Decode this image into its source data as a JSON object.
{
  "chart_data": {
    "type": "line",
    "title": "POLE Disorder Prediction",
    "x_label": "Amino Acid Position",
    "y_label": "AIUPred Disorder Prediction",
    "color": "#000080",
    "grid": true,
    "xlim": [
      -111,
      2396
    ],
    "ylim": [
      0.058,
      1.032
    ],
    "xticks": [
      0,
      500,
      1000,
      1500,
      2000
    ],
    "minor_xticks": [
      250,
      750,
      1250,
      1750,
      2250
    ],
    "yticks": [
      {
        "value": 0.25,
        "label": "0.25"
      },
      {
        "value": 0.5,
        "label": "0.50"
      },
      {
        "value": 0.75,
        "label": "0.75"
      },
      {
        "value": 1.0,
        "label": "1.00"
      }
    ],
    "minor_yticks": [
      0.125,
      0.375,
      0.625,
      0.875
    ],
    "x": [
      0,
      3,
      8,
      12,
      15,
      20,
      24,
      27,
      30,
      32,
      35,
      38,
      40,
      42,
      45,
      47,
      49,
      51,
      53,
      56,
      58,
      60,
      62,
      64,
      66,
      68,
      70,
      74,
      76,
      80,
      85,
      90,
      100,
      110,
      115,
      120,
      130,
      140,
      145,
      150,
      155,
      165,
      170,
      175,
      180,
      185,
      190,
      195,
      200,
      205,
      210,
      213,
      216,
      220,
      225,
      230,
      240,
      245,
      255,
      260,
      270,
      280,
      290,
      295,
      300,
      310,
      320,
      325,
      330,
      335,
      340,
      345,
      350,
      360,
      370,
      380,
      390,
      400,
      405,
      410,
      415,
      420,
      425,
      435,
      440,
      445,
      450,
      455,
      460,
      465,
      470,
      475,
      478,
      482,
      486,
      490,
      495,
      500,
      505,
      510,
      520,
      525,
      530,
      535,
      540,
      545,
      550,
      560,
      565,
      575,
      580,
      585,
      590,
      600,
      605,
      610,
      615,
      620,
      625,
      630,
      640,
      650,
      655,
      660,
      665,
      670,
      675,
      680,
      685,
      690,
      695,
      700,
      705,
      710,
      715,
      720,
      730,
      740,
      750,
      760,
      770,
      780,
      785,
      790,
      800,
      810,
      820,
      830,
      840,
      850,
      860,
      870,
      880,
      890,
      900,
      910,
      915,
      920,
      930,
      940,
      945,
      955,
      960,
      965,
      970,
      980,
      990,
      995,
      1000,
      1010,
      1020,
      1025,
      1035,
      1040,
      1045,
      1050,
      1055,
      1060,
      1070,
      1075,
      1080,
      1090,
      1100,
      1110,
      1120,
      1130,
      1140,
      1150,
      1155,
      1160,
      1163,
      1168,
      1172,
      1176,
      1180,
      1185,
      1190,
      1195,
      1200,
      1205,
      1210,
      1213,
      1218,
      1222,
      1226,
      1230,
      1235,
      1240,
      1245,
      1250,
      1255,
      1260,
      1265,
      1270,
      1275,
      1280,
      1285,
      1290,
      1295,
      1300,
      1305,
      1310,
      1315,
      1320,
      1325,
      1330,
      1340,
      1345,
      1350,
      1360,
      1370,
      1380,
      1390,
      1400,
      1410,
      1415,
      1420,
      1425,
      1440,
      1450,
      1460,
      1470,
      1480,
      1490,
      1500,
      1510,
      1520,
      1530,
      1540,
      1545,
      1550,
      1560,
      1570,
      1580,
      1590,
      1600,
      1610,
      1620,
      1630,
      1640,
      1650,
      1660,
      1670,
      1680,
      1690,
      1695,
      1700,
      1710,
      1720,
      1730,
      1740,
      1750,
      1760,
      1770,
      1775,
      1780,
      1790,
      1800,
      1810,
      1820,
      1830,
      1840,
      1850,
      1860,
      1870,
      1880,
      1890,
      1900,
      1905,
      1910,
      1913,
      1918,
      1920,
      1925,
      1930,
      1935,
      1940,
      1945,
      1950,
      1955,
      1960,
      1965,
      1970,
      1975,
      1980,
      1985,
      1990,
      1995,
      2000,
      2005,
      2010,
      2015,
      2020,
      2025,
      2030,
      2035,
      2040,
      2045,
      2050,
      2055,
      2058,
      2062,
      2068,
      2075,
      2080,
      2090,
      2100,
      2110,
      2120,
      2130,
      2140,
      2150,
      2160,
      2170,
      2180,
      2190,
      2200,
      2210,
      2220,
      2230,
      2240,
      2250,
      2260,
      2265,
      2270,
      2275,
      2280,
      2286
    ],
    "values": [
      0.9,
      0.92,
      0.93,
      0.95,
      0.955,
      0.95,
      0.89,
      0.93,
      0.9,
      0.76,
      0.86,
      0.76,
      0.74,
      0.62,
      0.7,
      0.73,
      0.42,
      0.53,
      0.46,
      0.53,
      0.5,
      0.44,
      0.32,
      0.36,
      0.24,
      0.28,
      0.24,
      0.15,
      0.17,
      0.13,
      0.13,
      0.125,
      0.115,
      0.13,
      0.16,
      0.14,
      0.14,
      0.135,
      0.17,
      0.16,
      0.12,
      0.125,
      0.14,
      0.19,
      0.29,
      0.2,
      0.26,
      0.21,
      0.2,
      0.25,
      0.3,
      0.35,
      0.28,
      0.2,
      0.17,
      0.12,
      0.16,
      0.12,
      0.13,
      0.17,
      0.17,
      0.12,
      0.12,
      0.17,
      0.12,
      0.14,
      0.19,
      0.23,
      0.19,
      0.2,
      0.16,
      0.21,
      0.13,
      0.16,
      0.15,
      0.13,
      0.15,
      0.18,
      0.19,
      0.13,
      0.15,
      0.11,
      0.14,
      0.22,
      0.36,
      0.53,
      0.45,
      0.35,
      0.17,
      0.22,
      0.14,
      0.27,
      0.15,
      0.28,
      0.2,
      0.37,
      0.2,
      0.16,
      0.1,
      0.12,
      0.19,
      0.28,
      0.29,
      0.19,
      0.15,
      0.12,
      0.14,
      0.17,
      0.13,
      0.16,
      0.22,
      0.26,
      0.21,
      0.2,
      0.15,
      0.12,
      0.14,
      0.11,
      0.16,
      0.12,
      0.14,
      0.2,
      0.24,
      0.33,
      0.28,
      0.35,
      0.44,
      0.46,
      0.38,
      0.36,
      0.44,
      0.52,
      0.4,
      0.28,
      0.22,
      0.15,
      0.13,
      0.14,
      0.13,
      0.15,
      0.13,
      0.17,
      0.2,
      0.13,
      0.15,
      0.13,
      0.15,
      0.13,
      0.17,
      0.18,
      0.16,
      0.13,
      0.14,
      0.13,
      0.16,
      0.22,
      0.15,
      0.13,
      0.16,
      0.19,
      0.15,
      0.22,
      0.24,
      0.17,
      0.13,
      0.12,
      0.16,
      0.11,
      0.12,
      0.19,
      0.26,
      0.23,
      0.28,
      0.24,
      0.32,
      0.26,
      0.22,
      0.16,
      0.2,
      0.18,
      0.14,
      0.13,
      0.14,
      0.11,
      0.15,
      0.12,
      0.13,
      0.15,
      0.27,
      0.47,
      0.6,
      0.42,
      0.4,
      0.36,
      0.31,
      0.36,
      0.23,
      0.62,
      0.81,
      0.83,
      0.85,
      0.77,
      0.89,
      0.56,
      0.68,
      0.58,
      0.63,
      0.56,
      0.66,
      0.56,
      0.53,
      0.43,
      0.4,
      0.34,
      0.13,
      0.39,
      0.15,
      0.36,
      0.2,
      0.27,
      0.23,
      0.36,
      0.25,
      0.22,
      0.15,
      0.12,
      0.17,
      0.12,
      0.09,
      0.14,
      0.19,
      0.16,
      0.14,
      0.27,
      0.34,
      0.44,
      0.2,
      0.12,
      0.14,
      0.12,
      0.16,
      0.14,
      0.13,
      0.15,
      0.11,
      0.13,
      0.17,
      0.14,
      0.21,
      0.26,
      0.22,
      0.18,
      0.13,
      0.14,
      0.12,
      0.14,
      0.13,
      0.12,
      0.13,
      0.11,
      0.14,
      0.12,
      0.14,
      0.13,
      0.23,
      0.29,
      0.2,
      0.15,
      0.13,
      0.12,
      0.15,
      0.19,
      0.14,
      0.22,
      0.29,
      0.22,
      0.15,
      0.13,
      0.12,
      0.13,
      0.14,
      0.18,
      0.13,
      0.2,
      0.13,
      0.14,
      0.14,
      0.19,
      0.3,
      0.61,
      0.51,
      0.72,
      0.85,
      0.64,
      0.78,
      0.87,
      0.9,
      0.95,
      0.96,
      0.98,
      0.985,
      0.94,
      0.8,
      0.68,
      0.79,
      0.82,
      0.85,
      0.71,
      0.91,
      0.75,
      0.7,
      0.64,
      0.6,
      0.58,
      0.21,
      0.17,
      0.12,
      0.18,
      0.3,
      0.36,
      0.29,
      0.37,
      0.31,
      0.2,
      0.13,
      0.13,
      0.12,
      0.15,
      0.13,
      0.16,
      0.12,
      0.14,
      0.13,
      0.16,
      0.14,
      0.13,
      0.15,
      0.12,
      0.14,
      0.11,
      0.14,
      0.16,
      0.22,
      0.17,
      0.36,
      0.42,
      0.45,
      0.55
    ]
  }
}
__________________________________________________
▸ **Task directions**: Identify all lines in the records above with the word "Prediction".

▸ **Reply**:
    "title": "POLE Disorder Prediction",
    "y_label": "AIUPred Disorder Prediction",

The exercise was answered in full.